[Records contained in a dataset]
======

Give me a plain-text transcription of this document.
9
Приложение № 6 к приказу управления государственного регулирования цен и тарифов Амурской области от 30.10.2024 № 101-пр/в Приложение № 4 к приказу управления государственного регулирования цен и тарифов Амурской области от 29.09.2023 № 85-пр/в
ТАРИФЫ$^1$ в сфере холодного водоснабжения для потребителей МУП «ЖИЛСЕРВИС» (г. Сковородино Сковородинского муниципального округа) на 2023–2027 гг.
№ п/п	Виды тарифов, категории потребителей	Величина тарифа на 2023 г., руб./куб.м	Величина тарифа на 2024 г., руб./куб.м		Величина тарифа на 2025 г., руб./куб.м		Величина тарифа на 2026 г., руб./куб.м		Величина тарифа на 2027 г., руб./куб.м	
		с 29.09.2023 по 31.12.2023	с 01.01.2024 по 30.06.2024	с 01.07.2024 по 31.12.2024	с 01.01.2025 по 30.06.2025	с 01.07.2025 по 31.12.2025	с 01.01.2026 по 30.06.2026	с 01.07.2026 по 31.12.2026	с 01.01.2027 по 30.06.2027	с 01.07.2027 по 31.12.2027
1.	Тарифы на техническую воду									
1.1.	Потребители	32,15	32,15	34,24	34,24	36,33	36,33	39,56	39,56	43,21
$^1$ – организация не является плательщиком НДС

======

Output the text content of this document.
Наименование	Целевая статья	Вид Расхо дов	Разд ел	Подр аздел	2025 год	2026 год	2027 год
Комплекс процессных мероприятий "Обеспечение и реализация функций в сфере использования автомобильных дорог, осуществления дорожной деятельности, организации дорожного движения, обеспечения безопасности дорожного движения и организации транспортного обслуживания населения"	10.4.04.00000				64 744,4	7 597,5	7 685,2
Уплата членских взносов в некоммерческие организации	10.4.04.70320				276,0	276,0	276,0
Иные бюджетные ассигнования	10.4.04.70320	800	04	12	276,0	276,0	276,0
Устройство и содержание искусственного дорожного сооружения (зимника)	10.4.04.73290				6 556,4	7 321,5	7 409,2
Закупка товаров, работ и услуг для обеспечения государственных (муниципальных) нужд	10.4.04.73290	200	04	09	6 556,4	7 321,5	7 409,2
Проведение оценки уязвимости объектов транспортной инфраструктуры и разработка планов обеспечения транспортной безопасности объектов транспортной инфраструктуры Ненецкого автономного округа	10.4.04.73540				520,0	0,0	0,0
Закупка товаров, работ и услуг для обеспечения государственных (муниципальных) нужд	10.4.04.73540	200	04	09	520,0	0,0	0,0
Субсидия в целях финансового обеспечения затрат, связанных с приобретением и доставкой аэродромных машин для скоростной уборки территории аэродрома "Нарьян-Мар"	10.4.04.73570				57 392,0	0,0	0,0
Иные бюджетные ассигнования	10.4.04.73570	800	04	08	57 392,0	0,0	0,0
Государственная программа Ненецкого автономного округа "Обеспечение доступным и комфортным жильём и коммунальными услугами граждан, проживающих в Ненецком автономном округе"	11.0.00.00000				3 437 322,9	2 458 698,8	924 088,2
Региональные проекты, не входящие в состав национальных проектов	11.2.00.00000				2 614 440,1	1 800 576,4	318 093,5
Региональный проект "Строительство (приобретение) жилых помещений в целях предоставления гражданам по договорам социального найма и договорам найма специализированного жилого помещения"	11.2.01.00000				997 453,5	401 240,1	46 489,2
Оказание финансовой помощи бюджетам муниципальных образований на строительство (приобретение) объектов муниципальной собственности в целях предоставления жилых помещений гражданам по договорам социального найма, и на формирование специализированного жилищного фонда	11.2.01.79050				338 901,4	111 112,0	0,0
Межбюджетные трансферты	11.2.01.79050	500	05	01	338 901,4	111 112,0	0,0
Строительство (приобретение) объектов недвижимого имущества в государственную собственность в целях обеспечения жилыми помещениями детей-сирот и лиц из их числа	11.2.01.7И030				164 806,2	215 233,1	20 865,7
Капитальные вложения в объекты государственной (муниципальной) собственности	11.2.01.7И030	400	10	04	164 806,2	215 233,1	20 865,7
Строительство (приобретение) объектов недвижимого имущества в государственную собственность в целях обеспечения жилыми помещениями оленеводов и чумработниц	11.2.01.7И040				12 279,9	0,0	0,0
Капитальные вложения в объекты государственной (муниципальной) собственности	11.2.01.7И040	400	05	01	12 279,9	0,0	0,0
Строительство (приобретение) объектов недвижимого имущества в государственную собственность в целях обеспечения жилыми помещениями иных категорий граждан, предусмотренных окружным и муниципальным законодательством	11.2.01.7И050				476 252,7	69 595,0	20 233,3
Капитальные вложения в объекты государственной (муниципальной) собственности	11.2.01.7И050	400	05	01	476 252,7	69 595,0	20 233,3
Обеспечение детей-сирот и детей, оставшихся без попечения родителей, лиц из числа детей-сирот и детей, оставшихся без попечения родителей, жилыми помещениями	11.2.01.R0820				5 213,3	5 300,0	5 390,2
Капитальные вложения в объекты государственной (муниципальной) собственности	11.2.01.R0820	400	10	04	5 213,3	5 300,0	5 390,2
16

======

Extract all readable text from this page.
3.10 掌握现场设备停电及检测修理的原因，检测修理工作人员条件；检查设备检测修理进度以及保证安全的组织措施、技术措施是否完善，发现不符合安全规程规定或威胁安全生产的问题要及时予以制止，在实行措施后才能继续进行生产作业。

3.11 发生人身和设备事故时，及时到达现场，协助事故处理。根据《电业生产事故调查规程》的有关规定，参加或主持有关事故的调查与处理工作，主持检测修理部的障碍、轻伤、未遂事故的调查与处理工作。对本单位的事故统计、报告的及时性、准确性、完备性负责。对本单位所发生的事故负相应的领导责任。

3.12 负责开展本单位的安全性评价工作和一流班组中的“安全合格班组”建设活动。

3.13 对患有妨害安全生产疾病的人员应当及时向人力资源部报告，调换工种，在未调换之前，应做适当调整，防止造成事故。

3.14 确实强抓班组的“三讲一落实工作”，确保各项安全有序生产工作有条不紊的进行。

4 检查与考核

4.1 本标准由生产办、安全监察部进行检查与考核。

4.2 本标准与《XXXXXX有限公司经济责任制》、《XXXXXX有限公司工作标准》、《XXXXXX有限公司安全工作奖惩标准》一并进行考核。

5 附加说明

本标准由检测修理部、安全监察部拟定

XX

======

▶ **Work to be completed**:
In the records above, how many lines contain the word "Капитальные"? Give the number alone.

▶ **Worked answer**:
4